* _Written task_: Once the pictures are set aside, transcribe the remaining data exactly.

* _Task data_:
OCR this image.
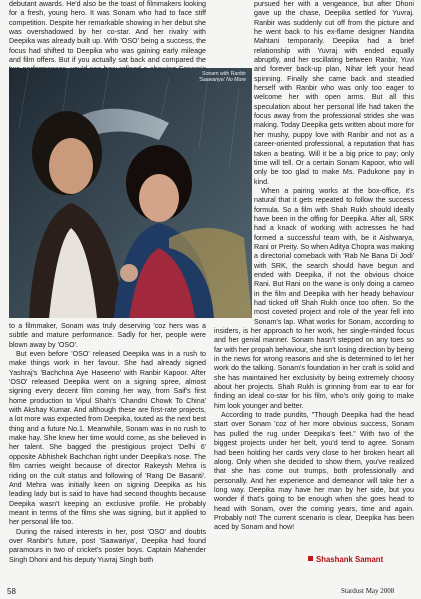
debutant awards. He'd also be the toast of filmmakers looking for a fresh, young hero. It was Sonam who had to face stiff competition. Despite her remarkable showing in her debut she was overshadowed by her co-star. And her rivalry with Deepika was already built up. With 'OSO' being a success, the focus had shifted to Deepika who was gaining early mileage and film offers. But if you actually sat back and compared the

Sonam with Ranbir
'Saawariya' No More

to a filmmaker, Sonam was truly deserving 'coz hers was a subtle and mature performance. Sadly for her, people were blown away by 'OSO'.

But even before 'OSO' released Deepika was in a rush to make things work in her favour. She had already signed Yashraj's 'Bachchna Aye Haseeno' with Ranbir Kapoor. After 'OSO' released Deepika went on a signing spree, almost signing every decent film coming her way, from Saif's first home production to Vipul Shah's 'Chandni Chowk To China' with Akshay Kumar. And although these are first-rate projects, a lot more was expected from Deepika, touted as the next best thing and a future No.1. Meanwhile, Sonam was in no rush to make hay. She knew her time would come, as she believed in her talent. She bagged the prestigious project 'Delhi 6' opposite Abhishek Bachchan right under Deepika's nose. The film carries weight because of director Rakeysh Mehra is riding on the cult status and following of 'Rang De Basanti'. And Mehra was initially keen on signing Deepika as his leading lady but is said to have had second thoughts because Deepika wasn't keeping an exclusive profile. He probably meant in terms of the films she was signing, but it applied to her personal life too.

During the raised interests in her, post 'OSO' and doubts over Ranbir's future, post 'Saawariya', Deepika had found paramours in two of cricket's poster boys. Captain Mahender Singh Dhoni and his deputy Yuvraj Singh both

pursued her with a vengeance, but after Dhoni gave up the chase, Deepika settled for Yuvraj. Ranbir was suddenly cut off from the picture and he went back to his ex-flame designer Nandita Mahtani temporarily. Deepika had a brief relationship with Yuvraj with ended equally abruptly, and her oscillating between Ranbir, Yuvi and forever back-up plan, Nihar left your head spinning. Finally she came back and steadied herself with Ranbir who was only too eager to welcome her with open arms. But all this speculation about her personal life had taken the focus away from the professional strides she was making. Today Deepika gets written about more for her mushy, puppy love with Ranbir and not as a career-oriented professional, a reputation that has taken a beating. Will it be a big price to pay; only time will tell. Or a certain Sonam Kapoor, who will only be too glad to make Ms. Padukone pay in kind.

When a pairing works at the box-office, it's natural that it gets repeated to follow the success formula. So a film with Shah Rukh should ideally have been in the offing for Deepika. After all, SRK had a knack of working with actresses he had formed a successful team with, be it Aishwarya, Rani or Preity. So when Aditya Chopra was making a directorial comeback with 'Rab Ne Bana Di Jodi' with SRK, the search should have begun and ended with Deepika, if not the obvious choice Rani. But Rani on the wane is only doing a cameo in the film and Deepika with her heady behaviour had ticked off Shah Rukh once too often. So the most coveted project and role of the year fell into Sonam's lap. What works for Sonam, according to insiders, is her approach to her work, her single-minded focus and her genial manner. Sonam hasn't stepped on any toes so far with her propah behaviour, she isn't losing direction by being in the news for wrong reasons and she is determined to let her work do the talking. Sonam's foundation in her craft is solid and she has maintained her exclusivity by being extremely choosy about her projects. Shah Rukh is grinning from ear to ear for finding an ideal co-star for his film, who's only going to make him look younger and better.

According to trade pundits, "Though Deepika had the head start over Sonam 'coz of her more obvious success, Sonam has pulled the rug under Deepika's feet." With two of the biggest projects under her belt, you'd tend to agree. Sonam had been holding her cards very close to her broken heart all along. Only when she decided to show them, you've realized that she has come out trumps, both professionally and personally. And her experience and demeanor will take her a long way. Deepika may have her man by her side, but you wonder if that's going to be enough when she goes head to head with Sonam, over the coming years, time and again. Probably not! The current scenario is clear, Deepika has been aced by Sonam and how!

Shashank Samant
58	Stardust May 2008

* _Result of this exercise_:
OCR this image.
debutant awards. He'd also be the toast of filmmakers looking for a fresh, young hero. It was Sonam who had to face stiff competition. Despite her remarkable showing in her debut she was overshadowed by her co-star. And her rivalry with Deepika was already built up. With 'OSO' being a success, the focus had shifted to Deepika who was gaining early mileage and film offers. But if you actually sat back and compared the

Sonam with Ranbir
'Saawariya' No More

to a filmmaker, Sonam was truly deserving 'coz hers was a subtle and mature performance. Sadly for her, people were blown away by 'OSO'.

But even before 'OSO' released Deepika was in a rush to make things work in her favour. She had already signed Yashraj's 'Bachchna Aye Haseeno' with Ranbir Kapoor. After 'OSO' released Deepika went on a signing spree, almost signing every decent film coming her way, from Saif's first home production to Vipul Shah's 'Chandni Chowk To China' with Akshay Kumar. And although these are first-rate projects, a lot more was expected from Deepika, touted as the next best thing and a future No.1. Meanwhile, Sonam was in no rush to make hay. She knew her time would come, as she believed in her talent. She bagged the prestigious project 'Delhi 6' opposite Abhishek Bachchan right under Deepika's nose. The film carries weight because of director Rakeysh Mehra is riding on the cult status and following of 'Rang De Basanti'. And Mehra was initially keen on signing Deepika as his leading lady but is said to have had second thoughts because Deepika wasn't keeping an exclusive profile. He probably meant in terms of the films she was signing, but it applied to her personal life too.

During the raised interests in her, post 'OSO' and doubts over Ranbir's future, post 'Saawariya', Deepika had found paramours in two of cricket's poster boys. Captain Mahender Singh Dhoni and his deputy Yuvraj Singh both

pursued her with a vengeance, but after Dhoni gave up the chase, Deepika settled for Yuvraj. Ranbir was suddenly cut off from the picture and he went back to his ex-flame designer Nandita Mahtani temporarily. Deepika had a brief relationship with Yuvraj with ended equally abruptly, and her oscillating between Ranbir, Yuvi and forever back-up plan, Nihar left your head spinning. Finally she came back and steadied herself with Ranbir who was only too eager to welcome her with open arms. But all this speculation about her personal life had taken the focus away from the professional strides she was making. Today Deepika gets written about more for her mushy, puppy love with Ranbir and not as a career-oriented professional, a reputation that has taken a beating. Will it be a big price to pay; only time will tell. Or a certain Sonam Kapoor, who will only be too glad to make Ms. Padukone pay in kind.

When a pairing works at the box-office, it's natural that it gets repeated to follow the success formula. So a film with Shah Rukh should ideally have been in the offing for Deepika. After all, SRK had a knack of working with actresses he had formed a successful team with, be it Aishwarya, Rani or Preity. So when Aditya Chopra was making a directorial comeback with 'Rab Ne Bana Di Jodi' with SRK, the search should have begun and ended with Deepika, if not the obvious choice Rani. But Rani on the wane is only doing a cameo in the film and Deepika with her heady behaviour had ticked off Shah Rukh once too often. So the most coveted project and role of the year fell into Sonam's lap. What works for Sonam, according to insiders, is her approach to her work, her single-minded focus and her genial manner. Sonam hasn't stepped on any toes so far with her propah behaviour, she isn't losing direction by being in the news for wrong reasons and she is determined to let her work do the talking. Sonam's foundation in her craft is solid and she has maintained her exclusivity by being extremely choosy about her projects. Shah Rukh is grinning from ear to ear for finding an ideal co-star for his film, who's only going to make him look younger and better.

According to trade pundits, "Though Deepika had the head start over Sonam 'coz of her more obvious success, Sonam has pulled the rug under Deepika's feet." With two of the biggest projects under her belt, you'd tend to agree. Sonam had been holding her cards very close to her broken heart all along. Only when she decided to show them, you've realized that she has come out trumps, both professionally and personally. And her experience and demeanor will take her a long way. Deepika may have her man by her side, but you wonder if that's going to be enough when she goes head to head with Sonam, over the coming years, time and again. Probably not! The current scenario is clear, Deepika has been aced by Sonam and how!

Shashank Samant
58	Stardust May 2008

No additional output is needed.